GIVEN INFORMATION:
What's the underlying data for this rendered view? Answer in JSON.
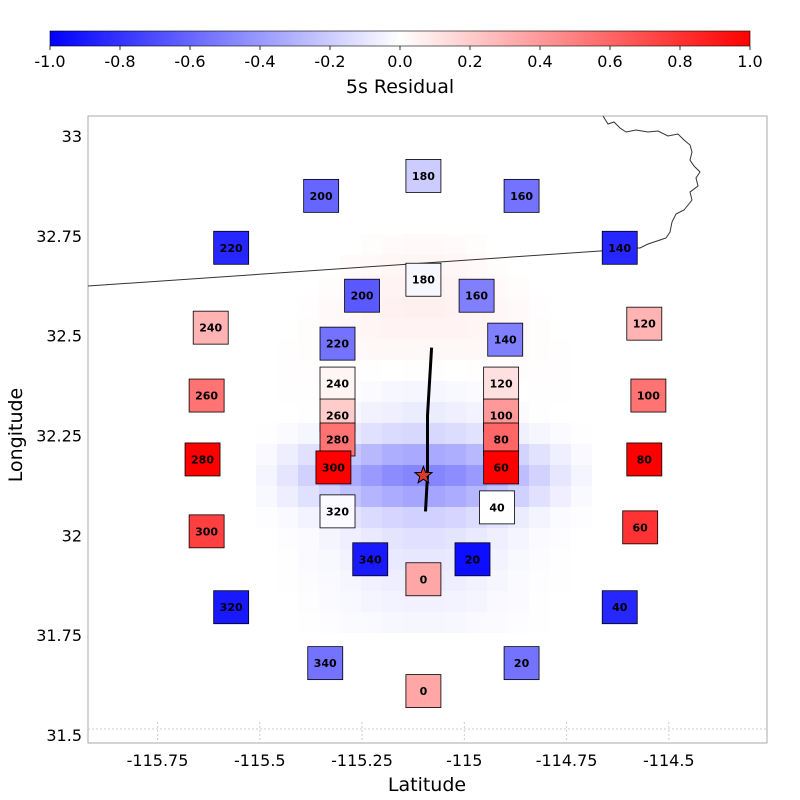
{
  "chart_data": {
    "type": "scatter",
    "title": "",
    "xlabel": "Latitude",
    "ylabel": "Longitude",
    "xlim": [
      -115.92,
      -114.26
    ],
    "ylim": [
      31.48,
      33.05
    ],
    "xticks": [
      -115.75,
      -115.5,
      -115.25,
      -115,
      -114.75,
      -114.5
    ],
    "xtick_labels": [
      "-115.75",
      "-115.5",
      "-115.25",
      "-115",
      "-114.75",
      "-114.5"
    ],
    "yticks": [
      31.5,
      31.75,
      32,
      32.25,
      32.5,
      32.75,
      33
    ],
    "ytick_labels": [
      "31.5",
      "31.75",
      "32",
      "32.25",
      "32.5",
      "32.75",
      "33"
    ],
    "colorbar": {
      "label": "5s Residual",
      "min": -1.0,
      "max": 1.0,
      "ticks": [
        -1.0,
        -0.8,
        -0.6,
        -0.4,
        -0.2,
        0.0,
        0.2,
        0.4,
        0.6,
        0.8,
        1.0
      ],
      "tick_labels": [
        "-1.0",
        "-0.8",
        "-0.6",
        "-0.4",
        "-0.2",
        "0.0",
        "0.2",
        "0.4",
        "0.6",
        "0.8",
        "1.0"
      ],
      "colors": [
        "#0000ff",
        "#ffffff",
        "#ff0000"
      ]
    },
    "epicenter": {
      "lon": -115.1,
      "lat": 32.15
    },
    "rupture": [
      [
        -115.08,
        32.47
      ],
      [
        -115.09,
        32.3
      ],
      [
        -115.09,
        32.15
      ],
      [
        -115.095,
        32.06
      ]
    ],
    "stations": [
      {
        "label": "180",
        "lon": -115.1,
        "lat": 32.9,
        "residual": -0.2
      },
      {
        "label": "200",
        "lon": -115.35,
        "lat": 32.85,
        "residual": -0.6
      },
      {
        "label": "160",
        "lon": -114.86,
        "lat": 32.85,
        "residual": -0.55
      },
      {
        "label": "220",
        "lon": -115.57,
        "lat": 32.72,
        "residual": -0.85
      },
      {
        "label": "140",
        "lon": -114.62,
        "lat": 32.72,
        "residual": -0.85
      },
      {
        "label": "180",
        "lon": -115.1,
        "lat": 32.64,
        "residual": -0.03
      },
      {
        "label": "200",
        "lon": -115.25,
        "lat": 32.6,
        "residual": -0.65
      },
      {
        "label": "160",
        "lon": -114.97,
        "lat": 32.6,
        "residual": -0.5
      },
      {
        "label": "240",
        "lon": -115.62,
        "lat": 32.52,
        "residual": 0.3
      },
      {
        "label": "120",
        "lon": -114.56,
        "lat": 32.53,
        "residual": 0.3
      },
      {
        "label": "220",
        "lon": -115.31,
        "lat": 32.48,
        "residual": -0.55
      },
      {
        "label": "140",
        "lon": -114.9,
        "lat": 32.49,
        "residual": -0.5
      },
      {
        "label": "240",
        "lon": -115.31,
        "lat": 32.38,
        "residual": 0.04
      },
      {
        "label": "120",
        "lon": -114.91,
        "lat": 32.38,
        "residual": 0.12
      },
      {
        "label": "260",
        "lon": -115.63,
        "lat": 32.35,
        "residual": 0.55
      },
      {
        "label": "100",
        "lon": -114.55,
        "lat": 32.35,
        "residual": 0.55
      },
      {
        "label": "260",
        "lon": -115.31,
        "lat": 32.3,
        "residual": 0.2
      },
      {
        "label": "100",
        "lon": -114.91,
        "lat": 32.3,
        "residual": 0.4
      },
      {
        "label": "280",
        "lon": -115.31,
        "lat": 32.24,
        "residual": 0.55
      },
      {
        "label": "80",
        "lon": -114.91,
        "lat": 32.24,
        "residual": 0.6
      },
      {
        "label": "280",
        "lon": -115.64,
        "lat": 32.19,
        "residual": 1.0
      },
      {
        "label": "80",
        "lon": -114.56,
        "lat": 32.19,
        "residual": 1.0
      },
      {
        "label": "300",
        "lon": -115.32,
        "lat": 32.17,
        "residual": 1.0
      },
      {
        "label": "60",
        "lon": -114.91,
        "lat": 32.17,
        "residual": 1.0
      },
      {
        "label": "320",
        "lon": -115.31,
        "lat": 32.06,
        "residual": -0.02
      },
      {
        "label": "40",
        "lon": -114.92,
        "lat": 32.07,
        "residual": 0.0
      },
      {
        "label": "300",
        "lon": -115.63,
        "lat": 32.01,
        "residual": 0.75
      },
      {
        "label": "60",
        "lon": -114.57,
        "lat": 32.02,
        "residual": 0.8
      },
      {
        "label": "340",
        "lon": -115.23,
        "lat": 31.94,
        "residual": -0.9
      },
      {
        "label": "20",
        "lon": -114.98,
        "lat": 31.94,
        "residual": -0.95
      },
      {
        "label": "0",
        "lon": -115.1,
        "lat": 31.89,
        "residual": 0.35
      },
      {
        "label": "320",
        "lon": -115.57,
        "lat": 31.82,
        "residual": -0.9
      },
      {
        "label": "40",
        "lon": -114.62,
        "lat": 31.82,
        "residual": -0.85
      },
      {
        "label": "340",
        "lon": -115.34,
        "lat": 31.68,
        "residual": -0.55
      },
      {
        "label": "20",
        "lon": -114.86,
        "lat": 31.68,
        "residual": -0.55
      },
      {
        "label": "0",
        "lon": -115.1,
        "lat": 31.61,
        "residual": 0.35
      }
    ]
  }
}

THE EXERCISE:
Set down the material exactly, every line of it, except for the pictures.

FULL RESPONSE:
What's the underlying data for this rendered view? Answer in JSON.
{
  "chart_data": {
    "type": "scatter",
    "title": "",
    "xlabel": "Latitude",
    "ylabel": "Longitude",
    "xlim": [
      -115.92,
      -114.26
    ],
    "ylim": [
      31.48,
      33.05
    ],
    "xticks": [
      -115.75,
      -115.5,
      -115.25,
      -115,
      -114.75,
      -114.5
    ],
    "xtick_labels": [
      "-115.75",
      "-115.5",
      "-115.25",
      "-115",
      "-114.75",
      "-114.5"
    ],
    "yticks": [
      31.5,
      31.75,
      32,
      32.25,
      32.5,
      32.75,
      33
    ],
    "ytick_labels": [
      "31.5",
      "31.75",
      "32",
      "32.25",
      "32.5",
      "32.75",
      "33"
    ],
    "colorbar": {
      "label": "5s Residual",
      "min": -1.0,
      "max": 1.0,
      "ticks": [
        -1.0,
        -0.8,
        -0.6,
        -0.4,
        -0.2,
        0.0,
        0.2,
        0.4,
        0.6,
        0.8,
        1.0
      ],
      "tick_labels": [
        "-1.0",
        "-0.8",
        "-0.6",
        "-0.4",
        "-0.2",
        "0.0",
        "0.2",
        "0.4",
        "0.6",
        "0.8",
        "1.0"
      ],
      "colors": [
        "#0000ff",
        "#ffffff",
        "#ff0000"
      ]
    },
    "epicenter": {
      "lon": -115.1,
      "lat": 32.15
    },
    "rupture": [
      [
        -115.08,
        32.47
      ],
      [
        -115.09,
        32.3
      ],
      [
        -115.09,
        32.15
      ],
      [
        -115.095,
        32.06
      ]
    ],
    "stations": [
      {
        "label": "180",
        "lon": -115.1,
        "lat": 32.9,
        "residual": -0.2
      },
      {
        "label": "200",
        "lon": -115.35,
        "lat": 32.85,
        "residual": -0.6
      },
      {
        "label": "160",
        "lon": -114.86,
        "lat": 32.85,
        "residual": -0.55
      },
      {
        "label": "220",
        "lon": -115.57,
        "lat": 32.72,
        "residual": -0.85
      },
      {
        "label": "140",
        "lon": -114.62,
        "lat": 32.72,
        "residual": -0.85
      },
      {
        "label": "180",
        "lon": -115.1,
        "lat": 32.64,
        "residual": -0.03
      },
      {
        "label": "200",
        "lon": -115.25,
        "lat": 32.6,
        "residual": -0.65
      },
      {
        "label": "160",
        "lon": -114.97,
        "lat": 32.6,
        "residual": -0.5
      },
      {
        "label": "240",
        "lon": -115.62,
        "lat": 32.52,
        "residual": 0.3
      },
      {
        "label": "120",
        "lon": -114.56,
        "lat": 32.53,
        "residual": 0.3
      },
      {
        "label": "220",
        "lon": -115.31,
        "lat": 32.48,
        "residual": -0.55
      },
      {
        "label": "140",
        "lon": -114.9,
        "lat": 32.49,
        "residual": -0.5
      },
      {
        "label": "240",
        "lon": -115.31,
        "lat": 32.38,
        "residual": 0.04
      },
      {
        "label": "120",
        "lon": -114.91,
        "lat": 32.38,
        "residual": 0.12
      },
      {
        "label": "260",
        "lon": -115.63,
        "lat": 32.35,
        "residual": 0.55
      },
      {
        "label": "100",
        "lon": -114.55,
        "lat": 32.35,
        "residual": 0.55
      },
      {
        "label": "260",
        "lon": -115.31,
        "lat": 32.3,
        "residual": 0.2
      },
      {
        "label": "100",
        "lon": -114.91,
        "lat": 32.3,
        "residual": 0.4
      },
      {
        "label": "280",
        "lon": -115.31,
        "lat": 32.24,
        "residual": 0.55
      },
      {
        "label": "80",
        "lon": -114.91,
        "lat": 32.24,
        "residual": 0.6
      },
      {
        "label": "280",
        "lon": -115.64,
        "lat": 32.19,
        "residual": 1.0
      },
      {
        "label": "80",
        "lon": -114.56,
        "lat": 32.19,
        "residual": 1.0
      },
      {
        "label": "300",
        "lon": -115.32,
        "lat": 32.17,
        "residual": 1.0
      },
      {
        "label": "60",
        "lon": -114.91,
        "lat": 32.17,
        "residual": 1.0
      },
      {
        "label": "320",
        "lon": -115.31,
        "lat": 32.06,
        "residual": -0.02
      },
      {
        "label": "40",
        "lon": -114.92,
        "lat": 32.07,
        "residual": 0.0
      },
      {
        "label": "300",
        "lon": -115.63,
        "lat": 32.01,
        "residual": 0.75
      },
      {
        "label": "60",
        "lon": -114.57,
        "lat": 32.02,
        "residual": 0.8
      },
      {
        "label": "340",
        "lon": -115.23,
        "lat": 31.94,
        "residual": -0.9
      },
      {
        "label": "20",
        "lon": -114.98,
        "lat": 31.94,
        "residual": -0.95
      },
      {
        "label": "0",
        "lon": -115.1,
        "lat": 31.89,
        "residual": 0.35
      },
      {
        "label": "320",
        "lon": -115.57,
        "lat": 31.82,
        "residual": -0.9
      },
      {
        "label": "40",
        "lon": -114.62,
        "lat": 31.82,
        "residual": -0.85
      },
      {
        "label": "340",
        "lon": -115.34,
        "lat": 31.68,
        "residual": -0.55
      },
      {
        "label": "20",
        "lon": -114.86,
        "lat": 31.68,
        "residual": -0.55
      },
      {
        "label": "0",
        "lon": -115.1,
        "lat": 31.61,
        "residual": 0.35
      }
    ]
  }
}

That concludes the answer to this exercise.